Items from a data source:
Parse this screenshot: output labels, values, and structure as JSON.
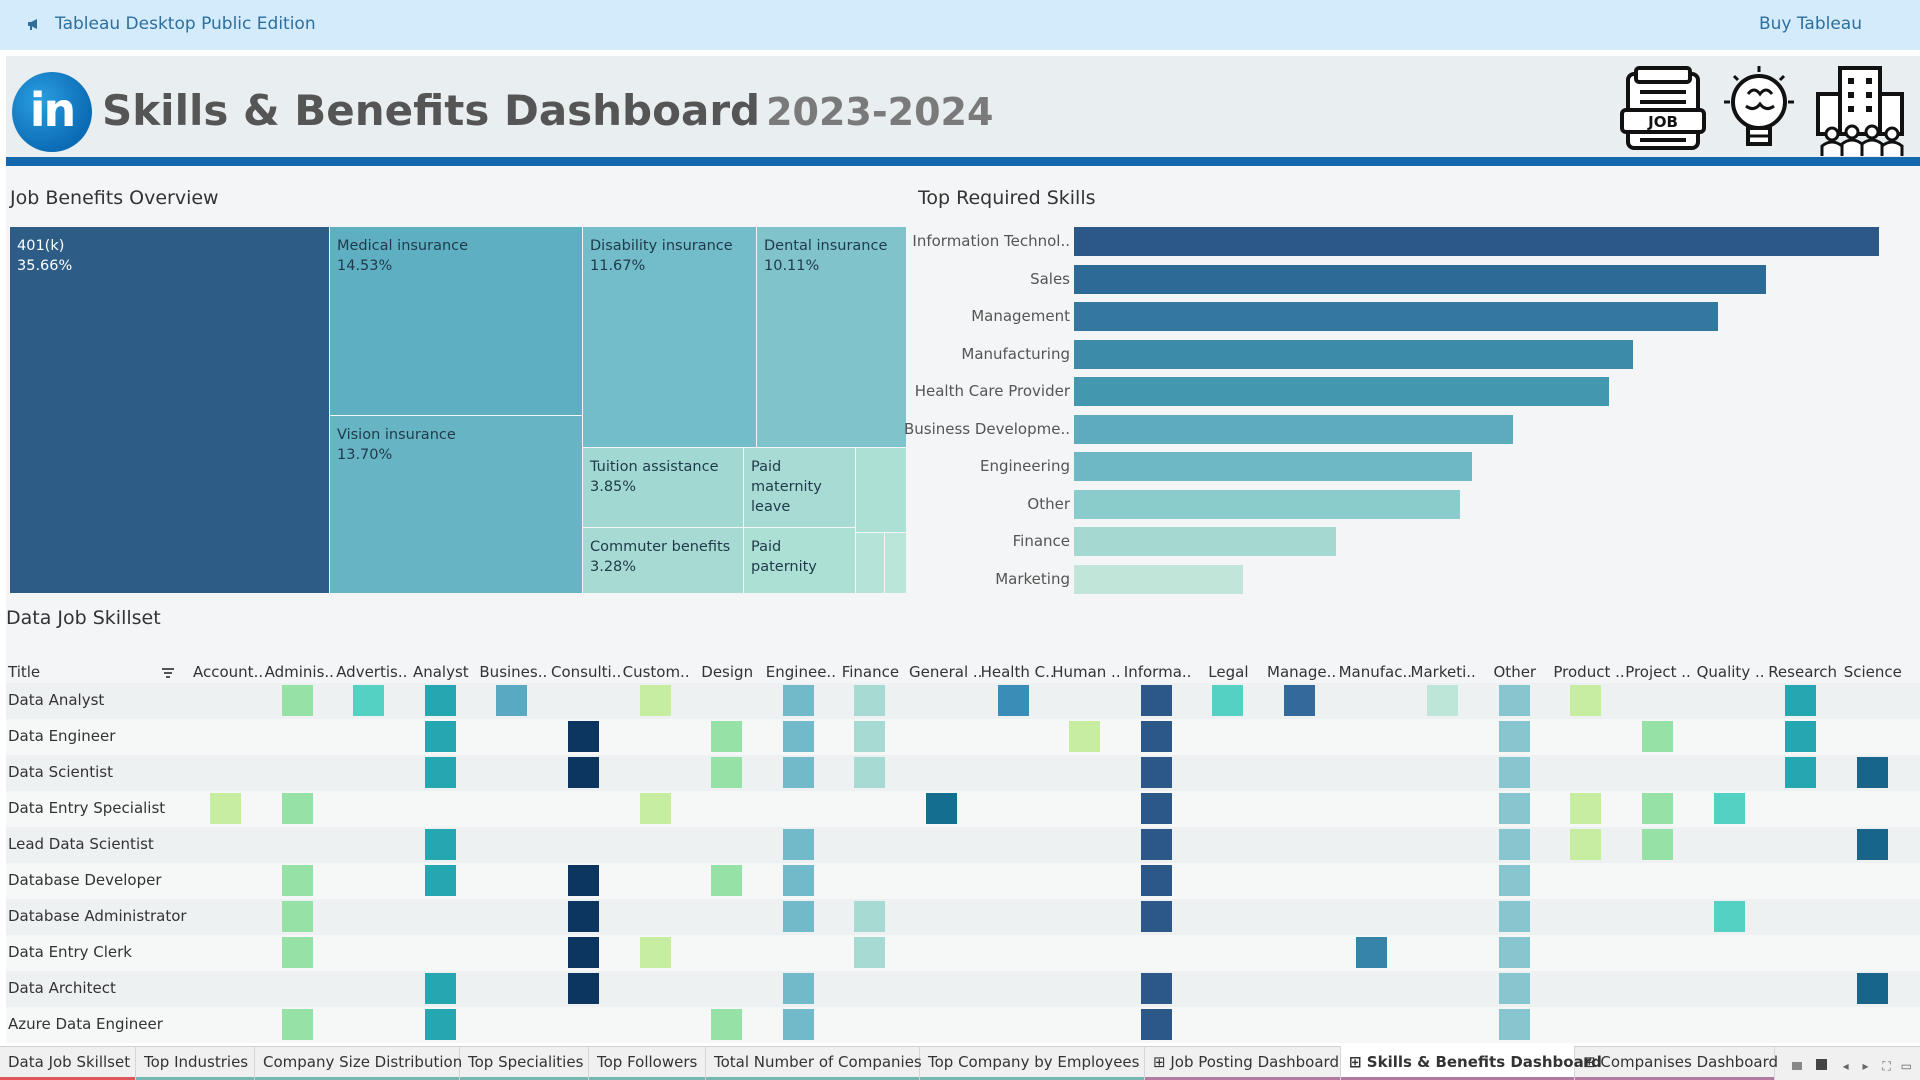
{
  "topbar": {
    "app_name": "Tableau Desktop Public Edition",
    "buy_label": "Buy Tableau"
  },
  "header": {
    "logo_text": "in",
    "title": "Skills & Benefits Dashboard",
    "years": "2023-2024",
    "icon_job_text": "JOB"
  },
  "benefits": {
    "title": "Job Benefits Overview",
    "tiles": [
      {
        "label": "401(k)",
        "value": "35.66%"
      },
      {
        "label": "Medical insurance",
        "value": "14.53%"
      },
      {
        "label": "Vision insurance",
        "value": "13.70%"
      },
      {
        "label": "Disability insurance",
        "value": "11.67%"
      },
      {
        "label": "Dental insurance",
        "value": "10.11%"
      },
      {
        "label": "Tuition assistance",
        "value": "3.85%"
      },
      {
        "label": "Commuter benefits",
        "value": "3.28%"
      },
      {
        "label": "Paid maternity leave",
        "value": ""
      },
      {
        "label": "Paid paternity",
        "value": ""
      }
    ]
  },
  "skills": {
    "title": "Top Required Skills",
    "chart_data": {
      "type": "bar",
      "orientation": "horizontal",
      "categories": [
        "Information Technol..",
        "Sales",
        "Management",
        "Manufacturing",
        "Health Care Provider",
        "Business Developme..",
        "Engineering",
        "Other",
        "Finance",
        "Marketing"
      ],
      "values": [
        100,
        86,
        80,
        69.5,
        66.5,
        54.5,
        49.5,
        48,
        32.5,
        21
      ],
      "colors": [
        "#2b5887",
        "#2e6a96",
        "#34779f",
        "#3b8ba9",
        "#4398b0",
        "#5cacbe",
        "#6eb8c5",
        "#8acbcb",
        "#a4d8d1",
        "#c1e6d9"
      ],
      "xlabel": "",
      "ylabel": "",
      "xlim": [
        0,
        100
      ],
      "grid": false
    }
  },
  "skillset": {
    "title": "Data Job Skillset",
    "title_col": "Title",
    "columns": [
      "Account..",
      "Adminis..",
      "Advertis..",
      "Analyst",
      "Busines..",
      "Consulti..",
      "Custom..",
      "Design",
      "Enginee..",
      "Finance",
      "General ..",
      "Health C..",
      "Human ..",
      "Informa..",
      "Legal",
      "Manage..",
      "Manufac..",
      "Marketi..",
      "Other",
      "Product ..",
      "Project ..",
      "Quality ..",
      "Research",
      "Science"
    ],
    "col_colors": [
      "#c7eea0",
      "#96e2a6",
      "#55d1c4",
      "#26a6b0",
      "#5aa9c3",
      "#0c3660",
      "#c7eea0",
      "#96e2a6",
      "#72b9ca",
      "#a7dad3",
      "#146e8f",
      "#3a8db6",
      "#c7eea0",
      "#2b5887",
      "#55d1c4",
      "#33699b",
      "#3685a8",
      "#bde6d9",
      "#87c5cf",
      "#c7eea0",
      "#96e2a6",
      "#55d1c4",
      "#26a6b0",
      "#17668a"
    ],
    "rows": [
      {
        "title": "Data Analyst",
        "cells": [
          1,
          2,
          3,
          4,
          6,
          8,
          9,
          11,
          13,
          14,
          15,
          17,
          18,
          19,
          22
        ]
      },
      {
        "title": "Data Engineer",
        "cells": [
          3,
          5,
          7,
          8,
          9,
          12,
          13,
          18,
          20,
          22
        ]
      },
      {
        "title": "Data Scientist",
        "cells": [
          3,
          5,
          7,
          8,
          9,
          13,
          18,
          22,
          23
        ]
      },
      {
        "title": "Data Entry Specialist",
        "cells": [
          0,
          1,
          6,
          10,
          13,
          18,
          19,
          20,
          21
        ]
      },
      {
        "title": "Lead Data Scientist",
        "cells": [
          3,
          8,
          13,
          18,
          19,
          20,
          23
        ]
      },
      {
        "title": "Database Developer",
        "cells": [
          1,
          3,
          5,
          7,
          8,
          13,
          18
        ]
      },
      {
        "title": "Database Administrator",
        "cells": [
          1,
          5,
          8,
          9,
          13,
          18,
          21
        ]
      },
      {
        "title": "Data Entry Clerk",
        "cells": [
          1,
          5,
          6,
          9,
          16,
          18
        ]
      },
      {
        "title": "Data Architect",
        "cells": [
          3,
          5,
          8,
          13,
          18,
          23
        ]
      },
      {
        "title": "Azure Data Engineer",
        "cells": [
          1,
          3,
          7,
          8,
          13,
          18
        ]
      }
    ]
  },
  "tabs": [
    {
      "label": "Data Job Skillset",
      "color": "#e15759"
    },
    {
      "label": "Top Industries",
      "color": "#76b7b2"
    },
    {
      "label": "Company Size Distribution",
      "color": "#76b7b2"
    },
    {
      "label": "Top Specialities",
      "color": "#76b7b2"
    },
    {
      "label": "Top Followers",
      "color": "#76b7b2"
    },
    {
      "label": "Total Number of Companies",
      "color": "#76b7b2"
    },
    {
      "label": "Top Company by Employees",
      "color": "#76b7b2"
    },
    {
      "label": "Job Posting Dashboard",
      "color": "#b07aa1"
    },
    {
      "label": "Skills & Benefits Dashboard",
      "color": "#b07aa1"
    },
    {
      "label": "Companises Dashboard",
      "color": "#b07aa1"
    }
  ]
}
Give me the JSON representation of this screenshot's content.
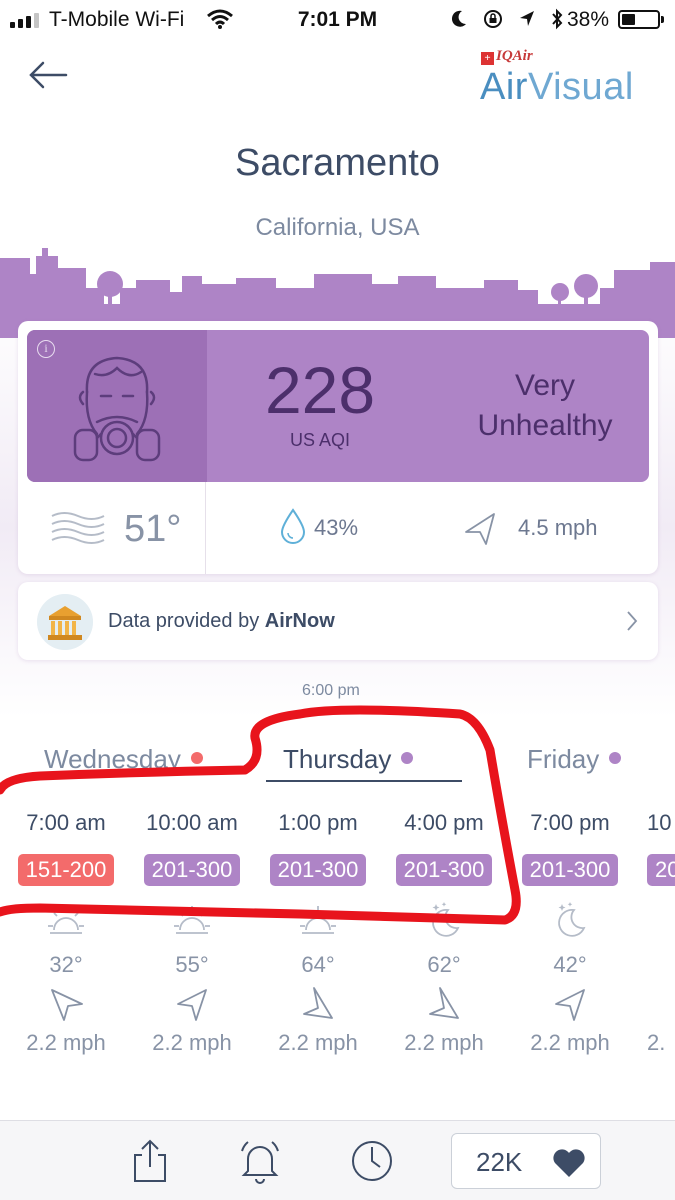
{
  "status_bar": {
    "carrier": "T-Mobile Wi-Fi",
    "time": "7:01 PM",
    "battery": "38%"
  },
  "brand": {
    "parent": "IQAir",
    "name_part1": "Air",
    "name_part2": "Visual"
  },
  "location": {
    "city": "Sacramento",
    "region": "California, USA"
  },
  "aqi": {
    "value": "228",
    "unit": "US AQI",
    "status_line1": "Very",
    "status_line2": "Unhealthy",
    "color": "#ae84c6"
  },
  "weather": {
    "temperature": "51°",
    "humidity": "43%",
    "wind": "4.5 mph"
  },
  "provider": {
    "prefix": "Data provided by ",
    "name": "AirNow"
  },
  "forecast": {
    "updated_time": "6:00 pm",
    "days": [
      {
        "label": "Wednesday",
        "dot_color": "#f36b6b",
        "active": false
      },
      {
        "label": "Thursday",
        "dot_color": "#ae84c6",
        "active": true
      },
      {
        "label": "Friday",
        "dot_color": "#ae84c6",
        "active": false
      }
    ],
    "hours": [
      {
        "time": "7:00 am",
        "aqi": "151-200",
        "aqi_color": "#f36b6b",
        "icon": "sun-icon",
        "temp": "32°",
        "wind": "2.2 mph"
      },
      {
        "time": "10:00 am",
        "aqi": "201-300",
        "aqi_color": "#ae84c6",
        "icon": "sun-icon",
        "temp": "55°",
        "wind": "2.2 mph"
      },
      {
        "time": "1:00 pm",
        "aqi": "201-300",
        "aqi_color": "#ae84c6",
        "icon": "sun-icon",
        "temp": "64°",
        "wind": "2.2 mph"
      },
      {
        "time": "4:00 pm",
        "aqi": "201-300",
        "aqi_color": "#ae84c6",
        "icon": "moon-icon",
        "temp": "62°",
        "wind": "2.2 mph"
      },
      {
        "time": "7:00 pm",
        "aqi": "201-300",
        "aqi_color": "#ae84c6",
        "icon": "moon-icon",
        "temp": "42°",
        "wind": "2.2 mph"
      },
      {
        "time": "10",
        "aqi": "20",
        "aqi_color": "#ae84c6",
        "icon": "",
        "temp": "",
        "wind": "2."
      }
    ]
  },
  "bottom_bar": {
    "likes": "22K"
  }
}
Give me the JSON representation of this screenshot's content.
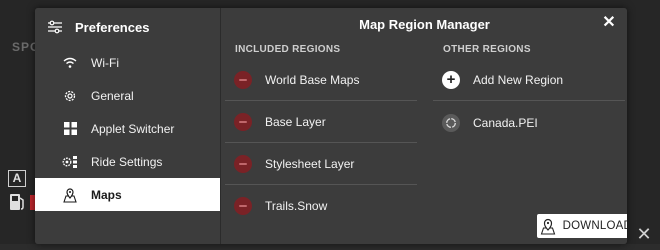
{
  "background": {
    "label": "SPC",
    "badge": "A",
    "close_glyph": "✕"
  },
  "sidebar": {
    "title": "Preferences",
    "title_icon": "sliders-icon",
    "items": [
      {
        "label": "Wi-Fi",
        "icon": "wifi-icon",
        "selected": false
      },
      {
        "label": "General",
        "icon": "gear-icon",
        "selected": false
      },
      {
        "label": "Applet Switcher",
        "icon": "grid-icon",
        "selected": false
      },
      {
        "label": "Ride Settings",
        "icon": "ride-settings-icon",
        "selected": false
      },
      {
        "label": "Maps",
        "icon": "map-pin-icon",
        "selected": true
      }
    ]
  },
  "main": {
    "title": "Map Region Manager",
    "close_glyph": "✕",
    "included_header": "INCLUDED REGIONS",
    "other_header": "OTHER REGIONS",
    "included": [
      {
        "label": "World Base Maps"
      },
      {
        "label": "Base Layer"
      },
      {
        "label": "Stylesheet Layer"
      },
      {
        "label": "Trails.Snow"
      }
    ],
    "other": [
      {
        "label": "Add New Region",
        "kind": "add"
      },
      {
        "label": "Canada.PEI",
        "kind": "loading"
      }
    ],
    "download_label": "DOWNLOAD UPDATE"
  },
  "colors": {
    "dialog_bg": "#3c3c3c",
    "remove_badge": "#7a2226",
    "selected_bg": "#ffffff"
  }
}
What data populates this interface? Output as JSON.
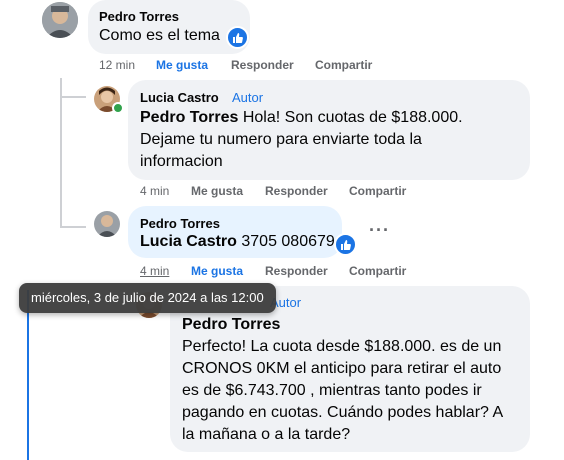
{
  "comments": [
    {
      "author": "Pedro Torres",
      "text": "Como es el tema",
      "time": "12 min",
      "actions": [
        "Me gusta",
        "Responder",
        "Compartir"
      ]
    },
    {
      "author": "Lucia Castro",
      "badge": "Autor",
      "mention": "Pedro Torres",
      "text": " Hola! Son cuotas de $188.000. Dejame tu numero para enviarte toda la informacion",
      "time": "4 min",
      "actions": [
        "Me gusta",
        "Responder",
        "Compartir"
      ]
    },
    {
      "author": "Pedro Torres",
      "mention": "Lucia Castro",
      "text": " 3705 080679",
      "time": "4 min",
      "actions": [
        "Me gusta",
        "Responder",
        "Compartir"
      ],
      "more": "···"
    },
    {
      "badge": "Autor",
      "mention": "Pedro Torres",
      "text": "Perfecto! La cuota desde $188.000. es de un CRONOS 0KM el anticipo para retirar el auto es de $6.743.700 , mientras tanto podes ir pagando en cuotas. Cuándo podes hablar? A la mañana o a la tarde?"
    }
  ],
  "tooltip": "miércoles, 3 de julio de 2024 a las 12:00",
  "colors": {
    "like_blue": "#1b74e4",
    "bubble": "#f0f2f5",
    "highlight": "#e7f3ff",
    "online": "#31a24c"
  }
}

### Objective
Do not include pictures. Copy only the lines running from the line with "What data populates" through the last line of the records, exactly as they appear.

### Solution to the exercise
What data populates this interface? Output as JSON.
{
  "comments": [
    {
      "author": "Pedro Torres",
      "text": "Como es el tema",
      "time": "12 min",
      "actions": [
        "Me gusta",
        "Responder",
        "Compartir"
      ]
    },
    {
      "author": "Lucia Castro",
      "badge": "Autor",
      "mention": "Pedro Torres",
      "text": " Hola! Son cuotas de $188.000. Dejame tu numero para enviarte toda la informacion",
      "time": "4 min",
      "actions": [
        "Me gusta",
        "Responder",
        "Compartir"
      ]
    },
    {
      "author": "Pedro Torres",
      "mention": "Lucia Castro",
      "text": " 3705 080679",
      "time": "4 min",
      "actions": [
        "Me gusta",
        "Responder",
        "Compartir"
      ],
      "more": "···"
    },
    {
      "badge": "Autor",
      "mention": "Pedro Torres",
      "text": "Perfecto! La cuota desde $188.000. es de un CRONOS 0KM el anticipo para retirar el auto es de $6.743.700 , mientras tanto podes ir pagando en cuotas. Cuándo podes hablar? A la mañana o a la tarde?"
    }
  ],
  "tooltip": "miércoles, 3 de julio de 2024 a las 12:00",
  "colors": {
    "like_blue": "#1b74e4",
    "bubble": "#f0f2f5",
    "highlight": "#e7f3ff",
    "online": "#31a24c"
  }
}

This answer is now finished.